■ **What you are asked to do**
Give the number of lines that contain the string "Miskin", and nothing else.

Dataset rows about figures
####################

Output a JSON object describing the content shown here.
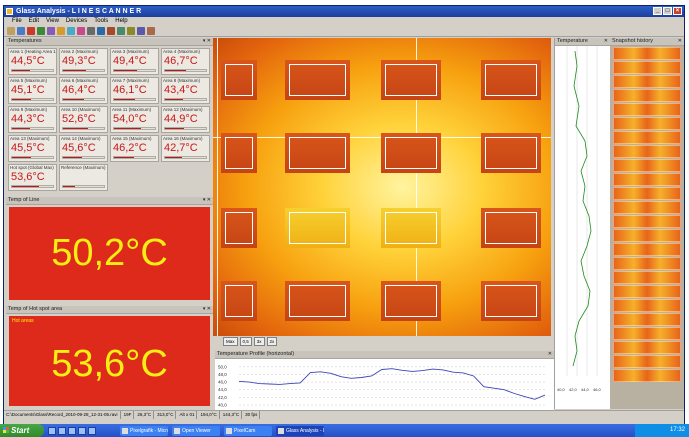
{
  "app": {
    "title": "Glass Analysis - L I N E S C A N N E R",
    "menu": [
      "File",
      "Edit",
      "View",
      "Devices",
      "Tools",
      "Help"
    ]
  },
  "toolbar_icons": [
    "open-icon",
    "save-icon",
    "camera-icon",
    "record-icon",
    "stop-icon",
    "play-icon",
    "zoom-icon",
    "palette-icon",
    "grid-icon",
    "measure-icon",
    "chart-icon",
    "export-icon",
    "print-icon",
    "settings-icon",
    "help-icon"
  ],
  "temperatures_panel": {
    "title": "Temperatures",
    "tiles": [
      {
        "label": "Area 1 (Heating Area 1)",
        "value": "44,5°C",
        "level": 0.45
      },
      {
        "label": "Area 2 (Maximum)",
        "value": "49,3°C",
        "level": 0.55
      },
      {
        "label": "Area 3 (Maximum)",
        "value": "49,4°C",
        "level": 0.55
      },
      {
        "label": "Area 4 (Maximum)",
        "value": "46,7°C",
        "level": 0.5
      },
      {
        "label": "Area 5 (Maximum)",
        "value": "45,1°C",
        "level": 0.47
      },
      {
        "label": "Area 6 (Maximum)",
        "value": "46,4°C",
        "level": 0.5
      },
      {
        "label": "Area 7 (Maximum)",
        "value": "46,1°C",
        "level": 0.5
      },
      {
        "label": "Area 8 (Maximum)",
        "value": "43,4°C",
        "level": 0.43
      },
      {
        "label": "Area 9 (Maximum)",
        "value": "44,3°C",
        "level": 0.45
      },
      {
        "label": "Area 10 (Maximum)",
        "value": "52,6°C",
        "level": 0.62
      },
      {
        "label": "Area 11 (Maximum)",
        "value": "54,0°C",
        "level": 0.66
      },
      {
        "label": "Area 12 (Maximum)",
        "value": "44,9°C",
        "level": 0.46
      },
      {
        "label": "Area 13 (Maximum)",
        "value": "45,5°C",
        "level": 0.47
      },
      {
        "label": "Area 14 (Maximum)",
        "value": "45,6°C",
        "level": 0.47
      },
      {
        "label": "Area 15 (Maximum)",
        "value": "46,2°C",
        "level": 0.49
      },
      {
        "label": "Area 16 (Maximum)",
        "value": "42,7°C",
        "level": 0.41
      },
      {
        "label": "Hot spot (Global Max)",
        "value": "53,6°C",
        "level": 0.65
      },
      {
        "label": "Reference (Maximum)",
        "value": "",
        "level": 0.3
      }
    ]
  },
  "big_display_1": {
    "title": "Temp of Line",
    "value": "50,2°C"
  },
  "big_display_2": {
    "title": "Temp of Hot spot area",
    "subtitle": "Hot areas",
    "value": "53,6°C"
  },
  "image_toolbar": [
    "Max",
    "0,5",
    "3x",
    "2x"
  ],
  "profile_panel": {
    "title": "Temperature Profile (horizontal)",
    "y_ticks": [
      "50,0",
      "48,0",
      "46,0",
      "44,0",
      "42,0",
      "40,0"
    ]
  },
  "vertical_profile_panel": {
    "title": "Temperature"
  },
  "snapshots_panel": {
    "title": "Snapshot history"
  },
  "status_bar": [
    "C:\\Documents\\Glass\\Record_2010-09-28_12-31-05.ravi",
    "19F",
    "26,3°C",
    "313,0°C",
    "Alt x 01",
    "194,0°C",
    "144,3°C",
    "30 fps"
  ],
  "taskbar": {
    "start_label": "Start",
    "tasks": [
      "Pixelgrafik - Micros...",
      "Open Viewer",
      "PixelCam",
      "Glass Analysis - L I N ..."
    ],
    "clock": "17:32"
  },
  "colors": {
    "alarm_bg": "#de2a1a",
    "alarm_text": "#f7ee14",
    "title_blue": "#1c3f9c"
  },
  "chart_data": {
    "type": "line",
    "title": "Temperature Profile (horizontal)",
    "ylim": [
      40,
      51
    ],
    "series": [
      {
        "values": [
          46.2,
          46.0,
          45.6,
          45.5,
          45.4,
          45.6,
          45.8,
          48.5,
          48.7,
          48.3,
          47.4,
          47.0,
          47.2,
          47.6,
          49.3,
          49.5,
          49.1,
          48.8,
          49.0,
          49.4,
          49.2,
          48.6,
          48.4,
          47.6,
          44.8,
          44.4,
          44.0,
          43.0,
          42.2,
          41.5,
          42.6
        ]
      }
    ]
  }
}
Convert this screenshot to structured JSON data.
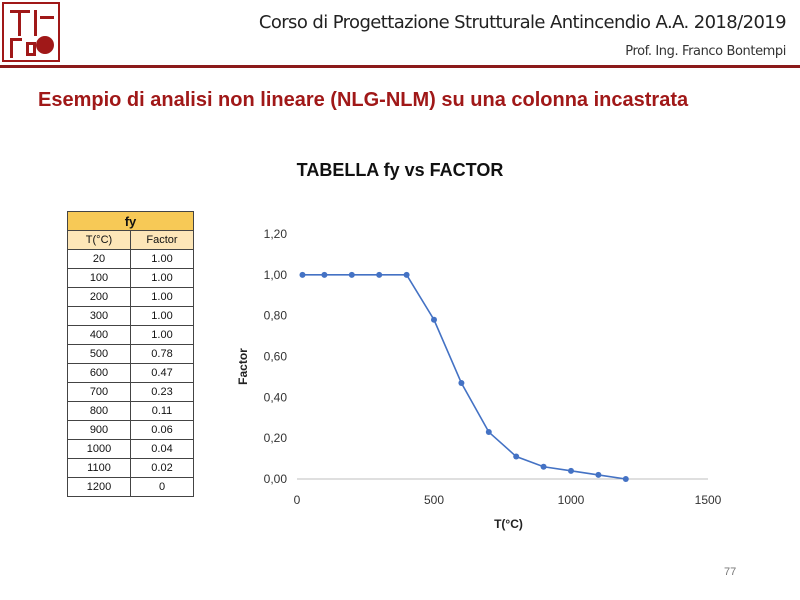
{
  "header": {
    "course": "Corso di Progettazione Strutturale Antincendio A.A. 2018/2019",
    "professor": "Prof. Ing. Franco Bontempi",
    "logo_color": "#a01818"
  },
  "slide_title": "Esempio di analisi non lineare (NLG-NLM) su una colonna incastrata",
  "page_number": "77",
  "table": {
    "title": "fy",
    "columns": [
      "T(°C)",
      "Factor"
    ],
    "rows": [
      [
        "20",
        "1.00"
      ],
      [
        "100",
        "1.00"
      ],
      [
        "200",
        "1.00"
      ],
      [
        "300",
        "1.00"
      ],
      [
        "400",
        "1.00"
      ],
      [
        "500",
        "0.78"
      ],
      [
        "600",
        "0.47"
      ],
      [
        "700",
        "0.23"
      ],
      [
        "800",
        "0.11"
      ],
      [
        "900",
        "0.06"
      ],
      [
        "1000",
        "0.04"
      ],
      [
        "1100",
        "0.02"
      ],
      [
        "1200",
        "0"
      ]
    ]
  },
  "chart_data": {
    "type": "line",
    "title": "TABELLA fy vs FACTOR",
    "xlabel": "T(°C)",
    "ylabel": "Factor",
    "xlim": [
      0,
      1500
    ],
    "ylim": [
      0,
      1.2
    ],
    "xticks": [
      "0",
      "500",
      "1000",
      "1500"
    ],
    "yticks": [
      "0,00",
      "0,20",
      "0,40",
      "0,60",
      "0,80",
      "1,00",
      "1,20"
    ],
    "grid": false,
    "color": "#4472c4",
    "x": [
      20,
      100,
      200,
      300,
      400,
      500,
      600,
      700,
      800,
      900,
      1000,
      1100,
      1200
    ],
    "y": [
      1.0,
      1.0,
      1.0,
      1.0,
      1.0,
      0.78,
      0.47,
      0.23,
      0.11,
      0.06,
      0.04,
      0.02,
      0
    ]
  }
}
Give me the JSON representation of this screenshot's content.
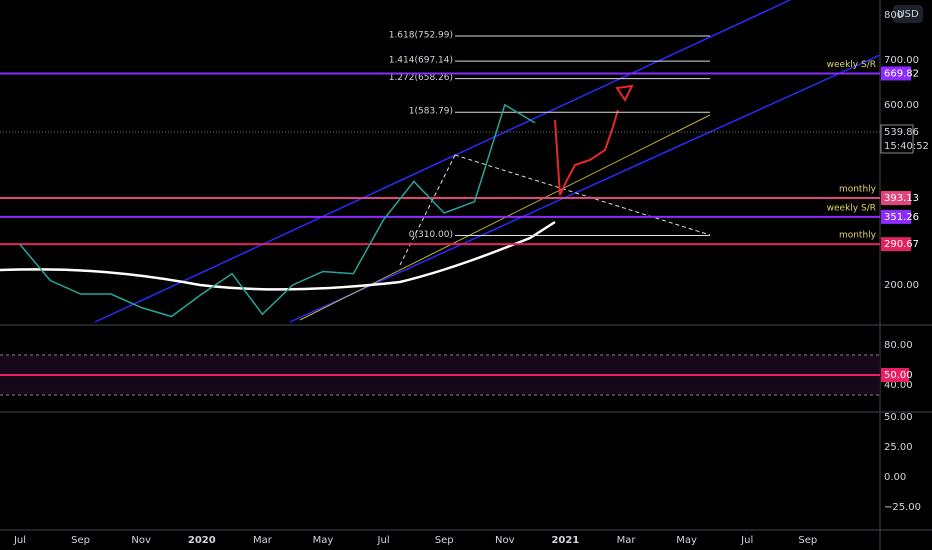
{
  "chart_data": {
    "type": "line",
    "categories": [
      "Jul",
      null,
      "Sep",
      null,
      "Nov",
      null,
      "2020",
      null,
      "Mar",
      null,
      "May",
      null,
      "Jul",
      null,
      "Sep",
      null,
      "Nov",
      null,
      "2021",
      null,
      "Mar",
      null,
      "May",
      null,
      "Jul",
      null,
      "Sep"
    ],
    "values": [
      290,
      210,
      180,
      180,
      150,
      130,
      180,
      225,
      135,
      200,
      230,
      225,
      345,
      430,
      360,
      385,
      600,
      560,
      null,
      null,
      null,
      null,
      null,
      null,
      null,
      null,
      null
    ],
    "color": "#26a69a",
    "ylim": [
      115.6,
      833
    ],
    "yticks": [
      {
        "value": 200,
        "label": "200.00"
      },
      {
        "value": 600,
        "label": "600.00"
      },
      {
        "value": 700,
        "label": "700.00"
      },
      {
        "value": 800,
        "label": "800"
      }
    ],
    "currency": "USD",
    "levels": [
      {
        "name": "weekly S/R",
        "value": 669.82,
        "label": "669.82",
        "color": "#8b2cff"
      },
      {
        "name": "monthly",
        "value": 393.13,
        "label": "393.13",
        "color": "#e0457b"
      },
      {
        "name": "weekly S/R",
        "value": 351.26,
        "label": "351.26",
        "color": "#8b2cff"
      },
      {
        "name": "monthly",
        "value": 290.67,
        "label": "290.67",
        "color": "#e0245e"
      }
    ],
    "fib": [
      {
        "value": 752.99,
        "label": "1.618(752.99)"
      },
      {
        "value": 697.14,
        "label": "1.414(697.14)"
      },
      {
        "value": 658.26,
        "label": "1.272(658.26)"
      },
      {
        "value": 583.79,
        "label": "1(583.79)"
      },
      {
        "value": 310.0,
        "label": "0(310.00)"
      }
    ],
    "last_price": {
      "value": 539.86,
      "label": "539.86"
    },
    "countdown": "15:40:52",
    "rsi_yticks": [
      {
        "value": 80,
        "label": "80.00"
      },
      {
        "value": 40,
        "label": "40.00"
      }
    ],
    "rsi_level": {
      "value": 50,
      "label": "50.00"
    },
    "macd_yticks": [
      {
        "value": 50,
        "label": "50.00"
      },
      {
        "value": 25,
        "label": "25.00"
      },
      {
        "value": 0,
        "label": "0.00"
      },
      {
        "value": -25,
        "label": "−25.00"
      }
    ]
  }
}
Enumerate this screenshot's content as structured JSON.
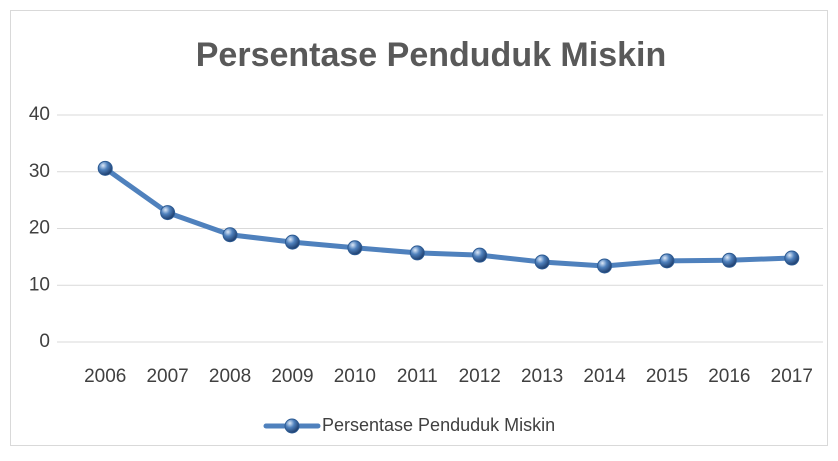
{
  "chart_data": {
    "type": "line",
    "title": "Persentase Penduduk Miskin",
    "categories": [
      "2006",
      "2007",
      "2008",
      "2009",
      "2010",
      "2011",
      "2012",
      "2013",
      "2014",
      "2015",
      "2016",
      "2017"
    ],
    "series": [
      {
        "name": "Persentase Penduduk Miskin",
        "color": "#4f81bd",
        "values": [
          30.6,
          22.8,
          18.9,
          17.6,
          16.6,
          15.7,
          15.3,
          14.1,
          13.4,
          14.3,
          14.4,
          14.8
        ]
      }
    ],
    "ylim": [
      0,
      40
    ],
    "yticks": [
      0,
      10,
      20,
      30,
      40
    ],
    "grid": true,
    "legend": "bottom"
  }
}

####################

■ **Full output**
2